*Exercise directions*. For the listing below, give the number of lines in which "PRZEPŁYW" occurs. Add nothing.

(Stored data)
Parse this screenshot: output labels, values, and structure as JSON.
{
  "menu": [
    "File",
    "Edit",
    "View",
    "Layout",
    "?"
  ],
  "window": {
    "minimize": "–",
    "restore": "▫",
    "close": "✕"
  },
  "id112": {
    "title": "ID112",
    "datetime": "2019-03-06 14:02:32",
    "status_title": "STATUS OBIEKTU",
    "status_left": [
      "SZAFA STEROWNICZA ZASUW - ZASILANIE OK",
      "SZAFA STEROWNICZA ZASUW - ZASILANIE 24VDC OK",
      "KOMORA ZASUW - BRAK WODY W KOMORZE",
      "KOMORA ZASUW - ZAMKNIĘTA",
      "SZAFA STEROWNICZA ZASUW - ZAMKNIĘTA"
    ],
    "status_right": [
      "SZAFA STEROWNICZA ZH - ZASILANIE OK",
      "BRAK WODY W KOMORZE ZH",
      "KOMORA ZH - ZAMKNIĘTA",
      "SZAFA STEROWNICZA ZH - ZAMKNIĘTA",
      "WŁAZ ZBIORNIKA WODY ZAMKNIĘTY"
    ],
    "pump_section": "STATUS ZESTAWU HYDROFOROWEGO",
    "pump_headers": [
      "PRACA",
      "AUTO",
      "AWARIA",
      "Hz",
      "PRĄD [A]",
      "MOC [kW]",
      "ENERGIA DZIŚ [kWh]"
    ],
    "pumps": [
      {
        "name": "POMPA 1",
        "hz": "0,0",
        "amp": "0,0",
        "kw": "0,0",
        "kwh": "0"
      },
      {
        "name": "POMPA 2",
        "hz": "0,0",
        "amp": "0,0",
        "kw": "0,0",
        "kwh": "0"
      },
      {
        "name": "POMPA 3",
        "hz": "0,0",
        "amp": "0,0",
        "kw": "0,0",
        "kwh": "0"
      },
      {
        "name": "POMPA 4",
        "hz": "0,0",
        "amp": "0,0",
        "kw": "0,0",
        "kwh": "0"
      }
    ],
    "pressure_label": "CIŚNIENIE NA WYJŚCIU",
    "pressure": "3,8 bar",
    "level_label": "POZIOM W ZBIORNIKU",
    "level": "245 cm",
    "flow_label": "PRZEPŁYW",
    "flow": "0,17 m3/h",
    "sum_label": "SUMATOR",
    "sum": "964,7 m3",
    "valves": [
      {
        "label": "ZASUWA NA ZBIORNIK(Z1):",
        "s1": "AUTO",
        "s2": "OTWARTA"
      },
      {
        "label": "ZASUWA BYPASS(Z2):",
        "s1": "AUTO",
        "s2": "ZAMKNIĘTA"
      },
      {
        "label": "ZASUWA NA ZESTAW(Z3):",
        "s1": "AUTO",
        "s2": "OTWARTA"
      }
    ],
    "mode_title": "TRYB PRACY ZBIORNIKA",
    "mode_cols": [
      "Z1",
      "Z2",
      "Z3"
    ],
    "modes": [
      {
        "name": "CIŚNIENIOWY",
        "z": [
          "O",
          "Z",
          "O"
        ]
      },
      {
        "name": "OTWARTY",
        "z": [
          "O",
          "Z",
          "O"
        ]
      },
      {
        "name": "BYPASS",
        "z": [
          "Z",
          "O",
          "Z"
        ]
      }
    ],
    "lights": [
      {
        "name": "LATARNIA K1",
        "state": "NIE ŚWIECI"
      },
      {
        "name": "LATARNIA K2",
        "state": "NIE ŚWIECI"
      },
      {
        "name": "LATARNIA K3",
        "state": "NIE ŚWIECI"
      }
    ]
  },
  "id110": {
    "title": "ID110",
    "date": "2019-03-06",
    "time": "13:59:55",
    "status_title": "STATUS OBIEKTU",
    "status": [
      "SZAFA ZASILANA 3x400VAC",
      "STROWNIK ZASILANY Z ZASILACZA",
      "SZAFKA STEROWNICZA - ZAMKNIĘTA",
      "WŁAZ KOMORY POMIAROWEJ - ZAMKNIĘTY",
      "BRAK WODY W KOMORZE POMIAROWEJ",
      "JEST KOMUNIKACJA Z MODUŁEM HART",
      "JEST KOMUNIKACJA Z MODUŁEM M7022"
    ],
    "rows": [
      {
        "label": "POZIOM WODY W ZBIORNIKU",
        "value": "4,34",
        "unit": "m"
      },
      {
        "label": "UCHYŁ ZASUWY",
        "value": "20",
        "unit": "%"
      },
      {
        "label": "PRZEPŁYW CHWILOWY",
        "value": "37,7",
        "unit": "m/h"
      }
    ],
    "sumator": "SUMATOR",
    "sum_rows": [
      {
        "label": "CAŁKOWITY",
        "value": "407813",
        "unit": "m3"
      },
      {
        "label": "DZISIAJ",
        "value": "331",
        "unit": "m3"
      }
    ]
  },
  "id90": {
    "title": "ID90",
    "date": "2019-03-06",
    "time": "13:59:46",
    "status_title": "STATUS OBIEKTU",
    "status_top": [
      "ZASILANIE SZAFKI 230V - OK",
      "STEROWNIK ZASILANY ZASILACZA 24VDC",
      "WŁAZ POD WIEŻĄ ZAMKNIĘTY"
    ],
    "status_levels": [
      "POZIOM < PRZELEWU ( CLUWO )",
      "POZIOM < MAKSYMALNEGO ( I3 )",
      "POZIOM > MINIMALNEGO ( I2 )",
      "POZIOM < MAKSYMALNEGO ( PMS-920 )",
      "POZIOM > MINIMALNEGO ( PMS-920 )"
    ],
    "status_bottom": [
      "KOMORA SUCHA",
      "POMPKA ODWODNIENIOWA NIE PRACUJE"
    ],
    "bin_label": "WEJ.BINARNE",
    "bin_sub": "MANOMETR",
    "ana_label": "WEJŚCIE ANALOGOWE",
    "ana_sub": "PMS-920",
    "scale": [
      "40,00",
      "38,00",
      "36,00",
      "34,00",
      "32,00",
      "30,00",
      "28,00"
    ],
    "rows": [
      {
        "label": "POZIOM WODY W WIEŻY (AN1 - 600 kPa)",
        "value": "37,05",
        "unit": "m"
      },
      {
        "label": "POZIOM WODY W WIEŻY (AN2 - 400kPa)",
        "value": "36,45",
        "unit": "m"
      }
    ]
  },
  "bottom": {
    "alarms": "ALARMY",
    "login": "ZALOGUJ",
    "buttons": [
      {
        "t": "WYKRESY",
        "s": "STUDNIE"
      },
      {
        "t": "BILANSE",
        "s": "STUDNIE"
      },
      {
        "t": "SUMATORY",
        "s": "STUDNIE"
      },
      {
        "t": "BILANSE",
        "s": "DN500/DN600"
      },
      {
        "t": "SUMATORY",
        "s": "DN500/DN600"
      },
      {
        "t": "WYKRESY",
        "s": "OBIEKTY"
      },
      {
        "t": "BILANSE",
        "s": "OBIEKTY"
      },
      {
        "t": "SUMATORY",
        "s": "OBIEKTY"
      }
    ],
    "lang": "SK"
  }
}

*Answer to this exercise*. 2